> YOUR GOAL
Omit the pictures, then reproduce every remaining record exactly.

Collected data:
────────
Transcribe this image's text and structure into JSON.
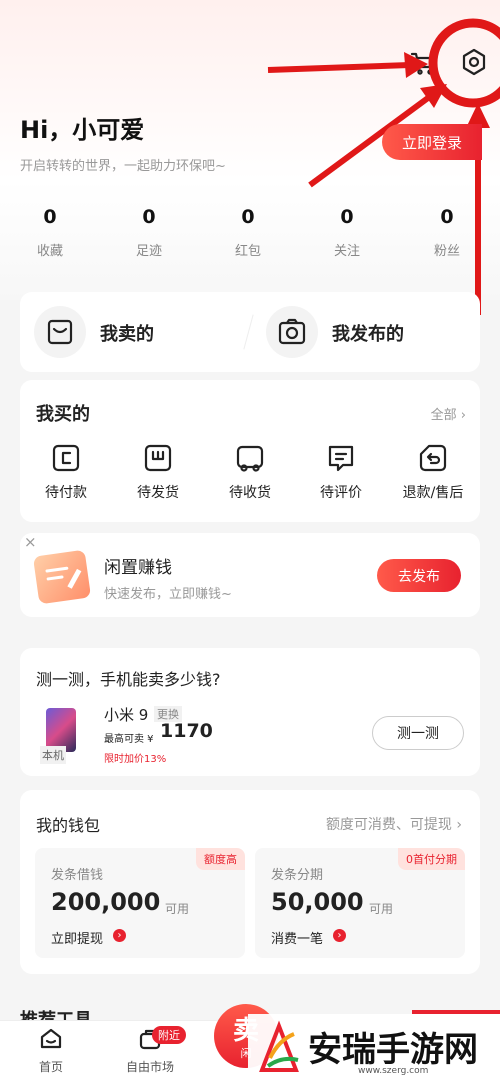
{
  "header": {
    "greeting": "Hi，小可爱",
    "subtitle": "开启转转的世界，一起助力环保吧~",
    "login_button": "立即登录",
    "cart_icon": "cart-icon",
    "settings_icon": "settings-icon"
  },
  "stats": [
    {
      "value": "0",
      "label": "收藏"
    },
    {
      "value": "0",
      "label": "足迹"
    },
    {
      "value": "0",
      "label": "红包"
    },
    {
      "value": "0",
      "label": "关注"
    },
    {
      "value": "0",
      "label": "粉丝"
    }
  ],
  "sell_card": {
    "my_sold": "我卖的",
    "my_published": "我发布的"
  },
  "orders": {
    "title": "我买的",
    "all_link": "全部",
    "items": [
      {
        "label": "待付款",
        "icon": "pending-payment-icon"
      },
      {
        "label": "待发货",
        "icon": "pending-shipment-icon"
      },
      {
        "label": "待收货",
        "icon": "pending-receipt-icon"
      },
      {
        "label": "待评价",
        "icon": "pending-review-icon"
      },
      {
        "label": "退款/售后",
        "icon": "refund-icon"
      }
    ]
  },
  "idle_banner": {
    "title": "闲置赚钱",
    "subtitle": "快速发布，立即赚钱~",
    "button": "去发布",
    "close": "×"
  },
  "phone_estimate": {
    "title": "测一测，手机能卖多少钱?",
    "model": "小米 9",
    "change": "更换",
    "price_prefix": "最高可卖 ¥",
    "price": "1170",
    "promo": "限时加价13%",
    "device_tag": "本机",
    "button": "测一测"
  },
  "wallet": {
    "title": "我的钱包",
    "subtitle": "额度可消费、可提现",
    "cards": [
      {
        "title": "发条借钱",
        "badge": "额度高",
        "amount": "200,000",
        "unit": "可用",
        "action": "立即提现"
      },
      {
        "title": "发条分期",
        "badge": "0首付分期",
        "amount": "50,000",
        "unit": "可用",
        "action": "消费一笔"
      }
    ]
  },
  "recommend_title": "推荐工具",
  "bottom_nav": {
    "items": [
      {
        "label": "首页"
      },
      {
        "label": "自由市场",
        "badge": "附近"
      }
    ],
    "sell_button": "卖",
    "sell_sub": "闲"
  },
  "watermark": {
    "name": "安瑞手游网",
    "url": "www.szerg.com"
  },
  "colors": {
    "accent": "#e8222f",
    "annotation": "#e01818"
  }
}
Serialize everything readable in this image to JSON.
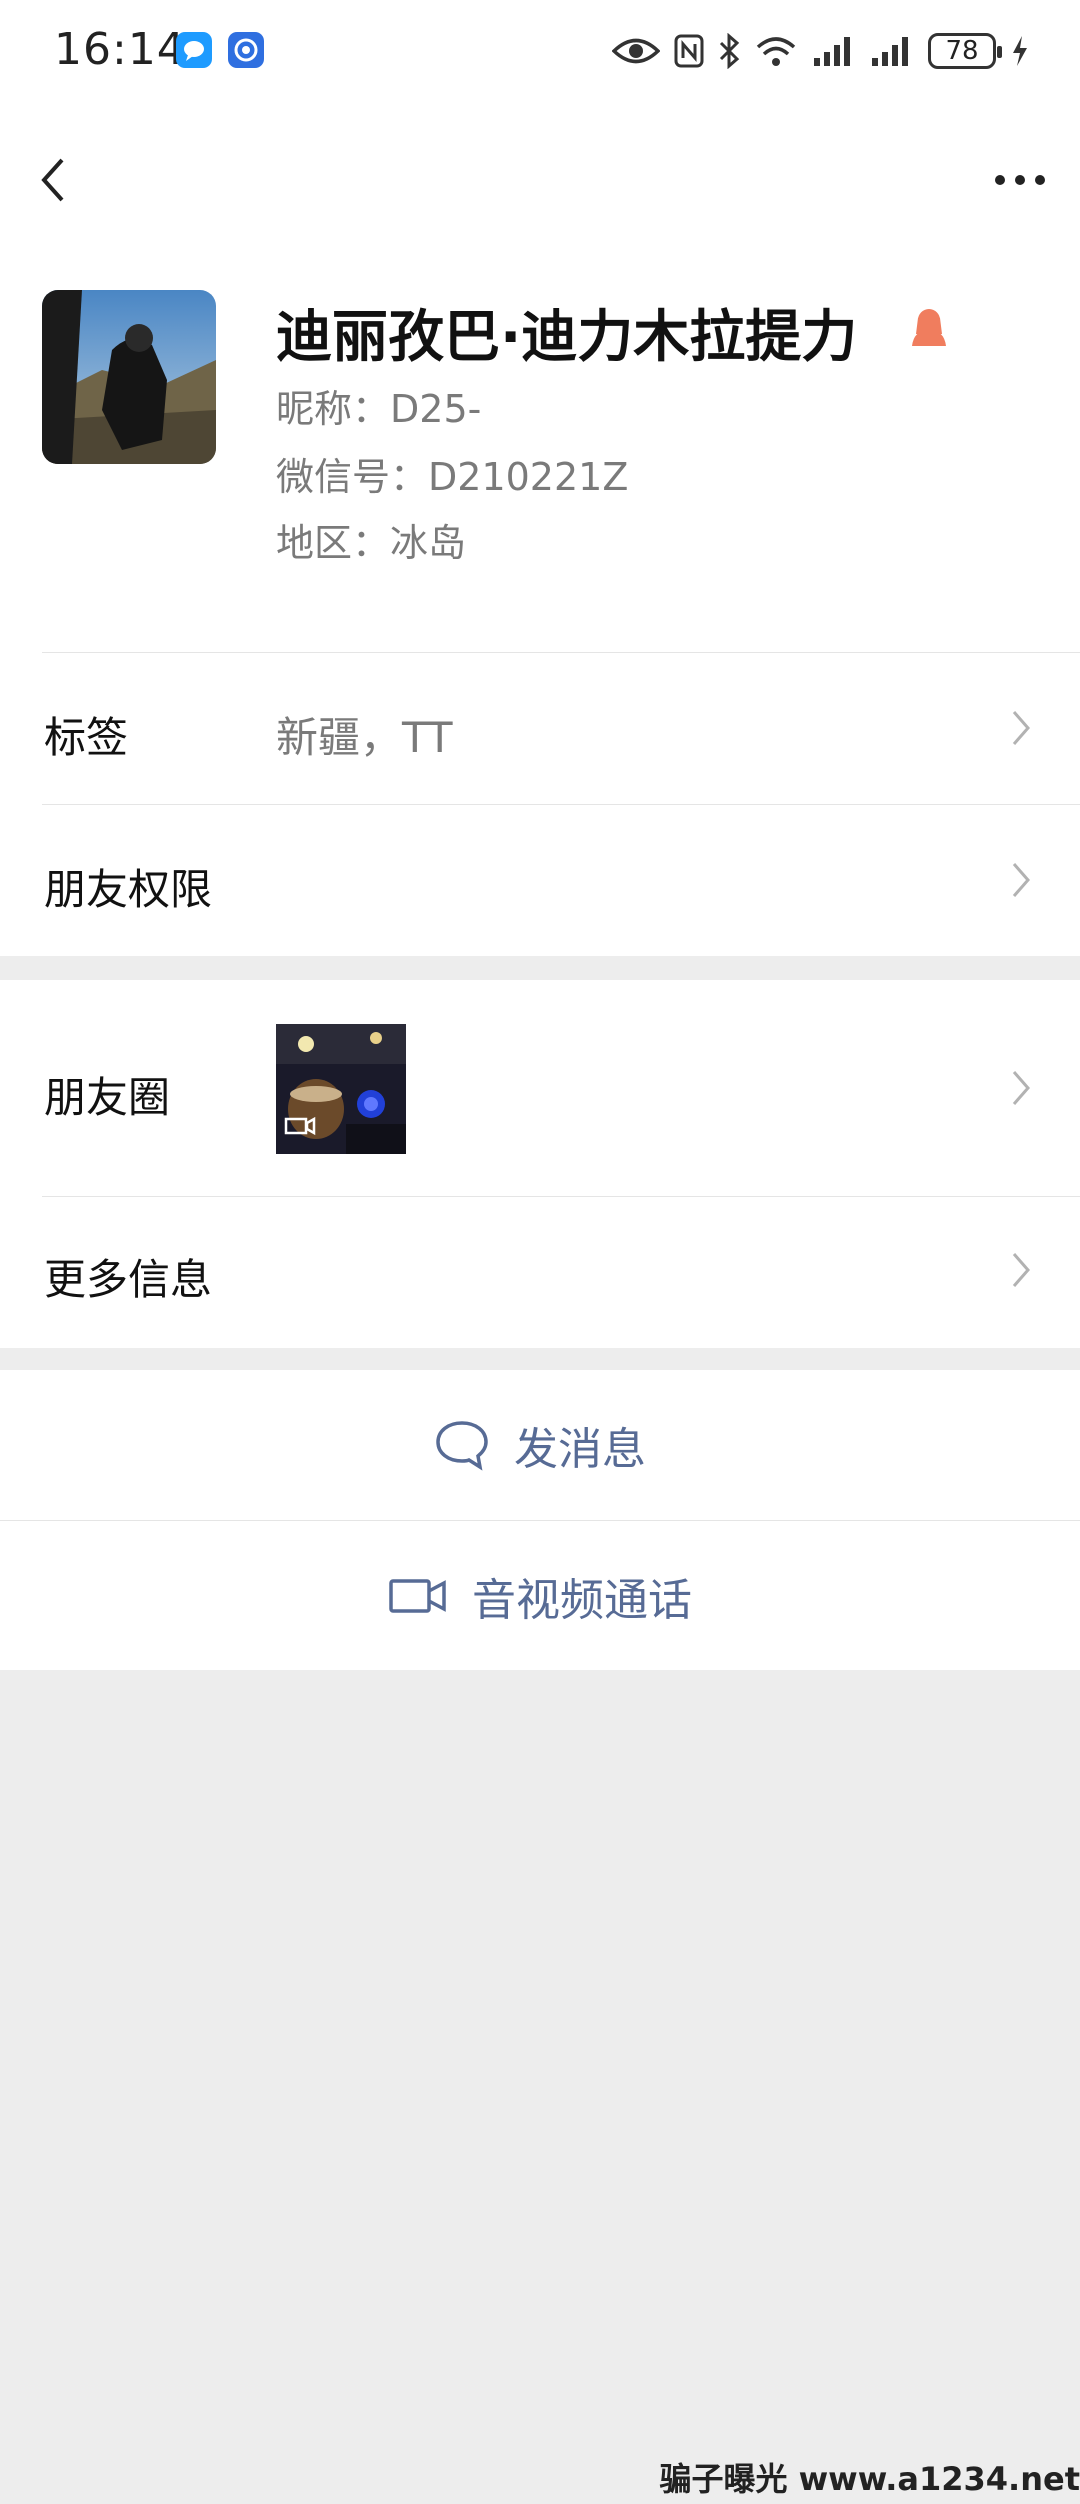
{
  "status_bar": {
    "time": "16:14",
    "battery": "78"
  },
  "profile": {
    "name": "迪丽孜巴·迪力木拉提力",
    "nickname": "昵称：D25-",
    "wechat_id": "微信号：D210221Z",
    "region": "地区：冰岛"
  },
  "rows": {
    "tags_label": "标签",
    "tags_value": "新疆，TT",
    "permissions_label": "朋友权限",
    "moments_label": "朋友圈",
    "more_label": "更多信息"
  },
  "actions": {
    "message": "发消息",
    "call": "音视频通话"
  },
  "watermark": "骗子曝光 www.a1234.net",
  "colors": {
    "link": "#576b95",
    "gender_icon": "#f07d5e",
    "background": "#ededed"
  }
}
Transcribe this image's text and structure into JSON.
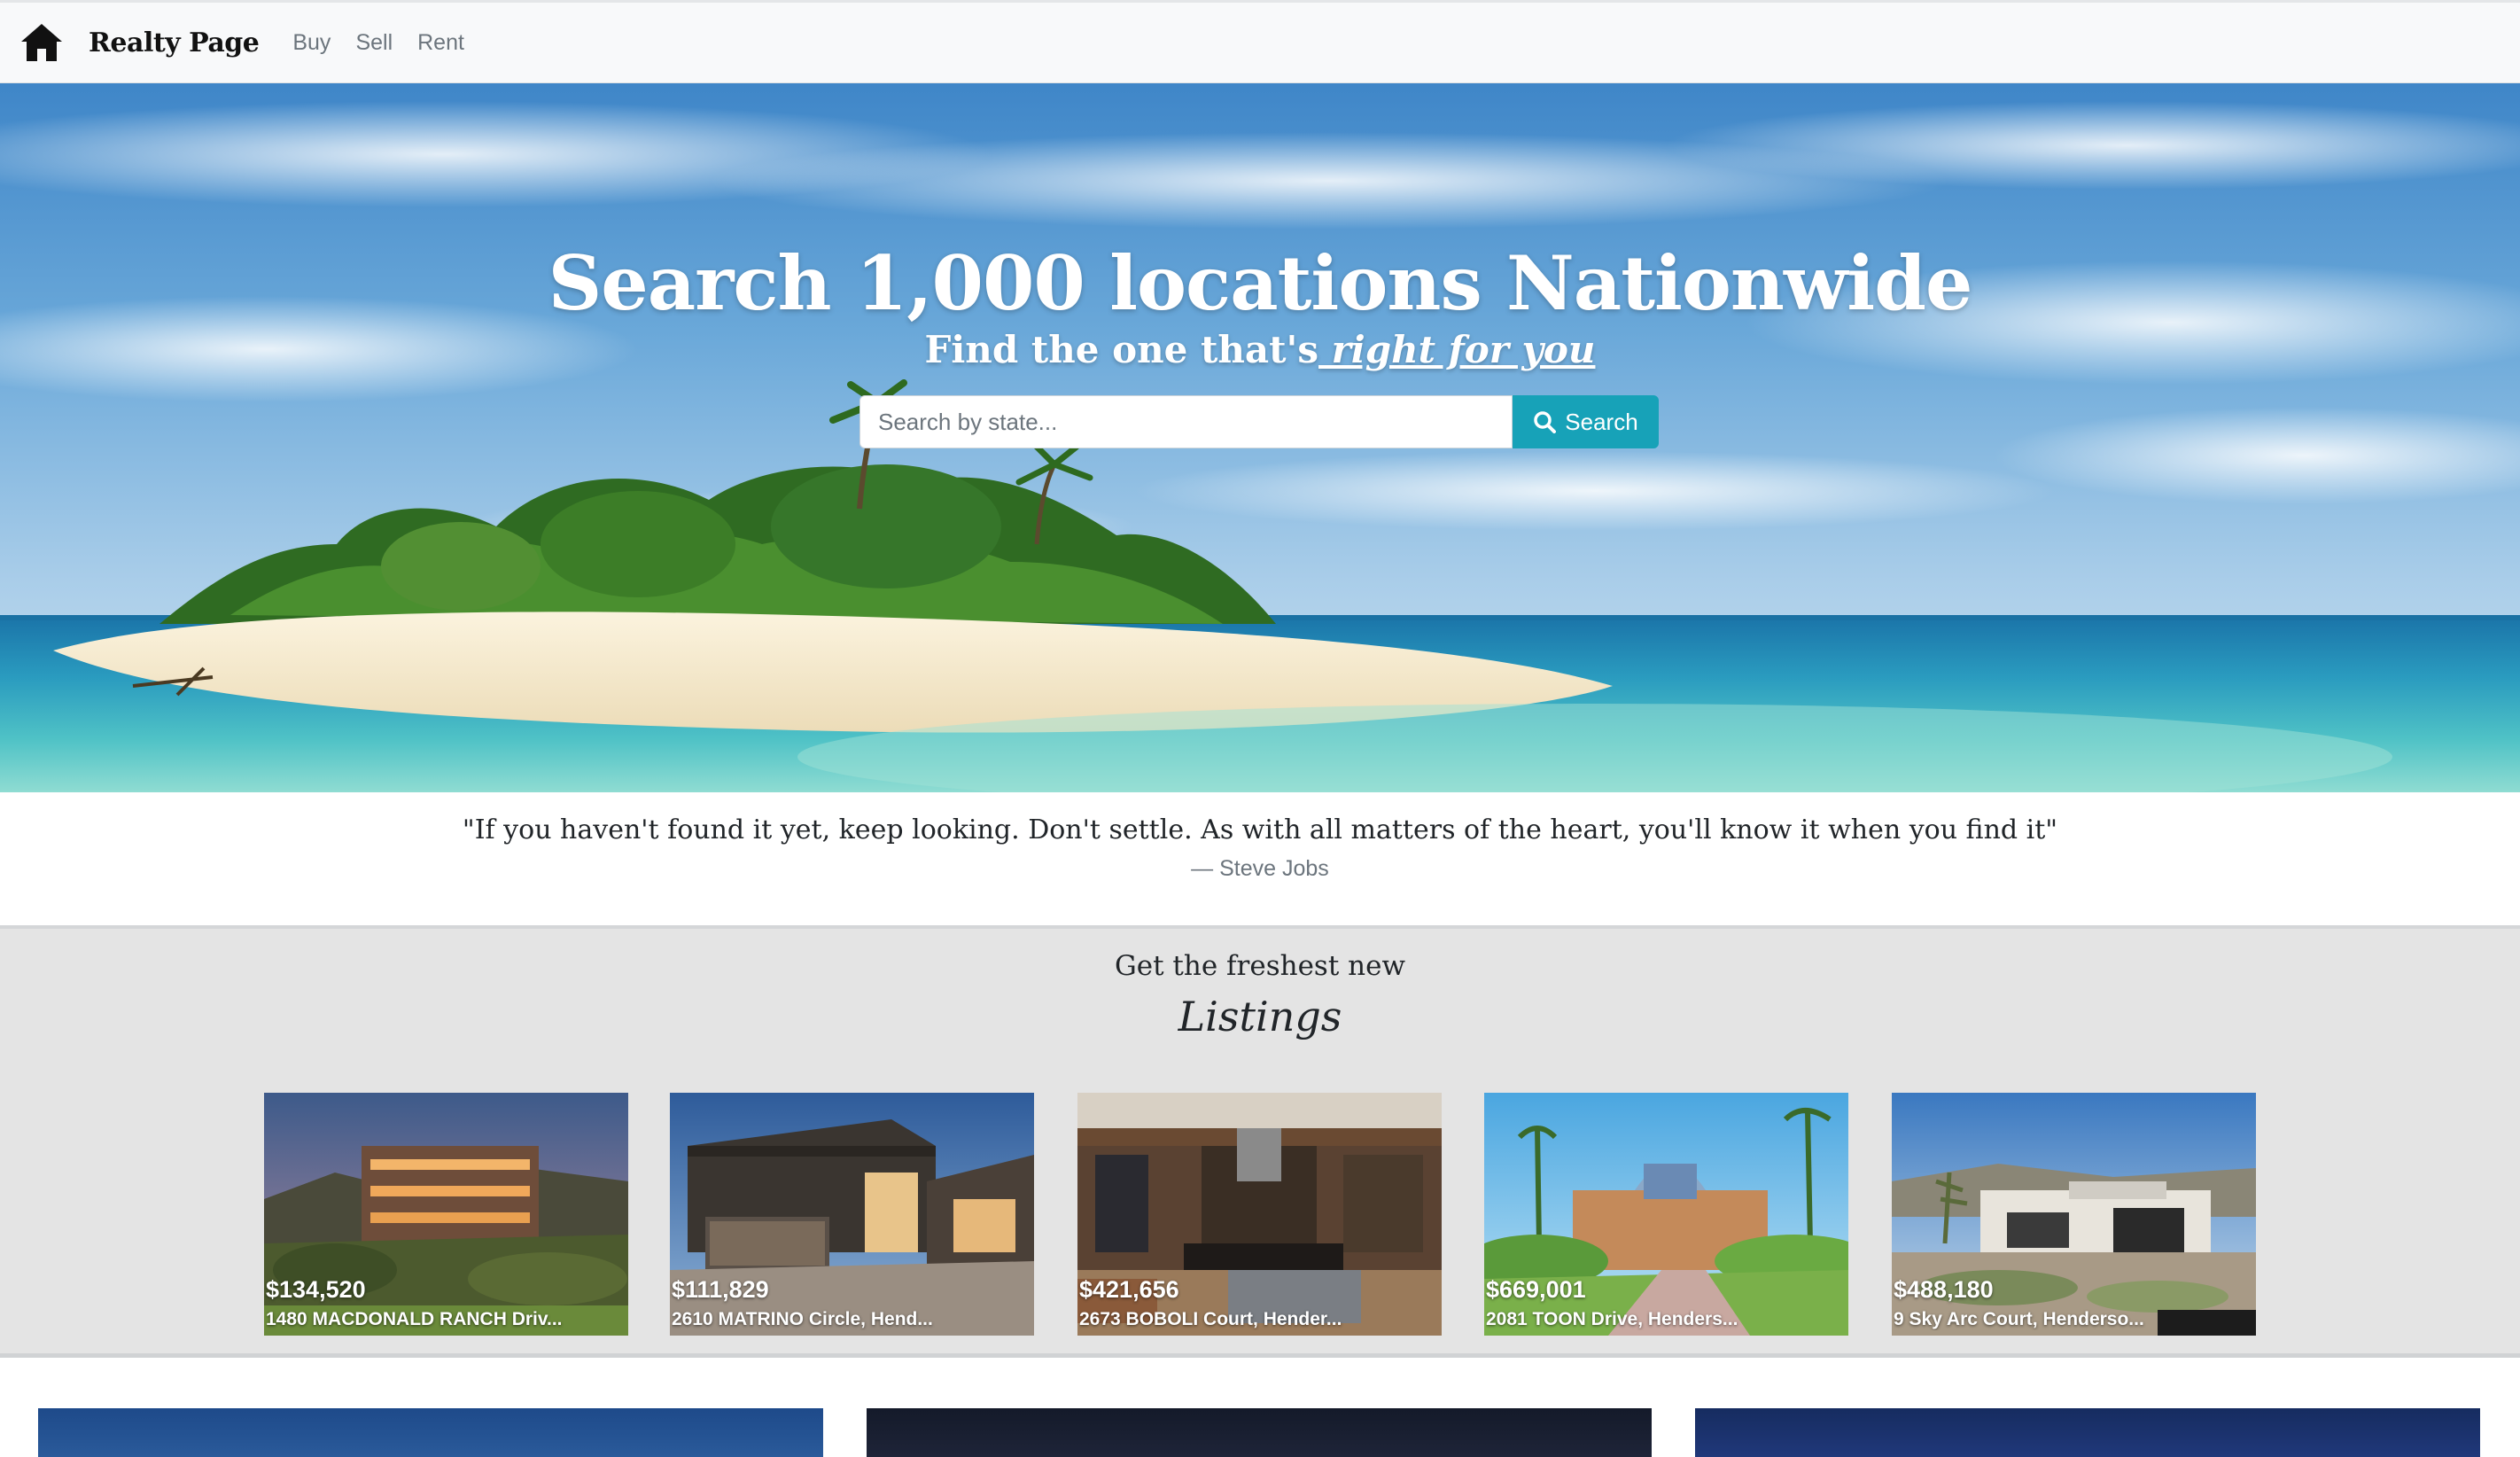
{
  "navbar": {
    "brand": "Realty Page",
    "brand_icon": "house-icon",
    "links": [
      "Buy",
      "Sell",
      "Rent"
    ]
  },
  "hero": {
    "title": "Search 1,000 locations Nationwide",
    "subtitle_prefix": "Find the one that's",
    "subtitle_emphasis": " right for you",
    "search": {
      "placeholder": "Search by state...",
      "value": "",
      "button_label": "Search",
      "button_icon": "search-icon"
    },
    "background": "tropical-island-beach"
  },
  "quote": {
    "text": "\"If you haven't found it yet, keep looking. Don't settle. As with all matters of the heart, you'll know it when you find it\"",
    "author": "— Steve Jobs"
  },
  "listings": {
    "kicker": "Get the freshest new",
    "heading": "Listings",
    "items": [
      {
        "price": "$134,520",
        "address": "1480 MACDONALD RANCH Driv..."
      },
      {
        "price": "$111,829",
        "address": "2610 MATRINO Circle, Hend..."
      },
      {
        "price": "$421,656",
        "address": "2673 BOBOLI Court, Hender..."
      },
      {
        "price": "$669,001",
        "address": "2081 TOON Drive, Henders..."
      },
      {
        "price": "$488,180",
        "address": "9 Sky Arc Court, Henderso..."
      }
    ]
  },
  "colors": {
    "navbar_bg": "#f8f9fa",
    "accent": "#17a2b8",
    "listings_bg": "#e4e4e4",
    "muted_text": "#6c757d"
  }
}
────────
> REPLY TO THE EXERCISE
Transcribe this image's text and structure into JSON.
{
  "header": {
    "greeting": "Hi，小可爱",
    "subtitle": "开启转转的世界，一起助力环保吧~",
    "login_button": "立即登录",
    "cart_icon": "cart-icon",
    "settings_icon": "settings-icon"
  },
  "stats": [
    {
      "value": "0",
      "label": "收藏"
    },
    {
      "value": "0",
      "label": "足迹"
    },
    {
      "value": "0",
      "label": "红包"
    },
    {
      "value": "0",
      "label": "关注"
    },
    {
      "value": "0",
      "label": "粉丝"
    }
  ],
  "sell_card": {
    "my_sold": "我卖的",
    "my_published": "我发布的"
  },
  "orders": {
    "title": "我买的",
    "all_link": "全部",
    "items": [
      {
        "label": "待付款",
        "icon": "pending-payment-icon"
      },
      {
        "label": "待发货",
        "icon": "pending-shipment-icon"
      },
      {
        "label": "待收货",
        "icon": "pending-receipt-icon"
      },
      {
        "label": "待评价",
        "icon": "pending-review-icon"
      },
      {
        "label": "退款/售后",
        "icon": "refund-icon"
      }
    ]
  },
  "idle_banner": {
    "title": "闲置赚钱",
    "subtitle": "快速发布，立即赚钱~",
    "button": "去发布",
    "close": "×"
  },
  "phone_estimate": {
    "title": "测一测，手机能卖多少钱?",
    "model": "小米 9",
    "change": "更换",
    "price_prefix": "最高可卖 ¥",
    "price": "1170",
    "promo": "限时加价13%",
    "device_tag": "本机",
    "button": "测一测"
  },
  "wallet": {
    "title": "我的钱包",
    "subtitle": "额度可消费、可提现",
    "cards": [
      {
        "title": "发条借钱",
        "badge": "额度高",
        "amount": "200,000",
        "unit": "可用",
        "action": "立即提现"
      },
      {
        "title": "发条分期",
        "badge": "0首付分期",
        "amount": "50,000",
        "unit": "可用",
        "action": "消费一笔"
      }
    ]
  },
  "recommend_title": "推荐工具",
  "bottom_nav": {
    "items": [
      {
        "label": "首页"
      },
      {
        "label": "自由市场",
        "badge": "附近"
      }
    ],
    "sell_button": "卖",
    "sell_sub": "闲"
  },
  "watermark": {
    "name": "安瑞手游网",
    "url": "www.szerg.com"
  },
  "colors": {
    "accent": "#e8222f",
    "annotation": "#e01818"
  }
}
Serialize everything readable in this image to JSON.
{
  "status_bar": {
    "time": "16:14",
    "battery": "78"
  },
  "profile": {
    "name": "迪丽孜巴·迪力木拉提力",
    "nickname": "昵称：D25-",
    "wechat_id": "微信号：D210221Z",
    "region": "地区：冰岛"
  },
  "rows": {
    "tags_label": "标签",
    "tags_value": "新疆，TT",
    "permissions_label": "朋友权限",
    "moments_label": "朋友圈",
    "more_label": "更多信息"
  },
  "actions": {
    "message": "发消息",
    "call": "音视频通话"
  },
  "watermark": "骗子曝光 www.a1234.net",
  "colors": {
    "link": "#576b95",
    "gender_icon": "#f07d5e",
    "background": "#ededed"
  }
}
Transcribe this image's text and structure into JSON.
{
  "navbar": {
    "brand": "Realty Page",
    "brand_icon": "house-icon",
    "links": [
      "Buy",
      "Sell",
      "Rent"
    ]
  },
  "hero": {
    "title": "Search 1,000 locations Nationwide",
    "subtitle_prefix": "Find the one that's",
    "subtitle_emphasis": " right for you",
    "search": {
      "placeholder": "Search by state...",
      "value": "",
      "button_label": "Search",
      "button_icon": "search-icon"
    },
    "background": "tropical-island-beach"
  },
  "quote": {
    "text": "\"If you haven't found it yet, keep looking. Don't settle. As with all matters of the heart, you'll know it when you find it\"",
    "author": "— Steve Jobs"
  },
  "listings": {
    "kicker": "Get the freshest new",
    "heading": "Listings",
    "items": [
      {
        "price": "$134,520",
        "address": "1480 MACDONALD RANCH Driv..."
      },
      {
        "price": "$111,829",
        "address": "2610 MATRINO Circle, Hend..."
      },
      {
        "price": "$421,656",
        "address": "2673 BOBOLI Court, Hender..."
      },
      {
        "price": "$669,001",
        "address": "2081 TOON Drive, Henders..."
      },
      {
        "price": "$488,180",
        "address": "9 Sky Arc Court, Henderso..."
      }
    ]
  },
  "colors": {
    "navbar_bg": "#f8f9fa",
    "accent": "#17a2b8",
    "listings_bg": "#e4e4e4",
    "muted_text": "#6c757d"
  }
}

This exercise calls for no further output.